--- begin ---

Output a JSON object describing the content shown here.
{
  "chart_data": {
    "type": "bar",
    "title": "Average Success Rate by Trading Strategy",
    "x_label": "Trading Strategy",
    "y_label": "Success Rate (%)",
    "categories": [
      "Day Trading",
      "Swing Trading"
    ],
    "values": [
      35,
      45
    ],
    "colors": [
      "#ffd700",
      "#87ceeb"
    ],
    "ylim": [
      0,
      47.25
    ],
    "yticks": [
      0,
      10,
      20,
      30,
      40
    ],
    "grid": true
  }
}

--- end ---

YOUR OBJECTIVE:
Identify and copy all lines with the word "Strategy".

TASK OUTPUT:
    "title": "Average Success Rate by Trading Strategy",
    "x_label": "Trading Strategy",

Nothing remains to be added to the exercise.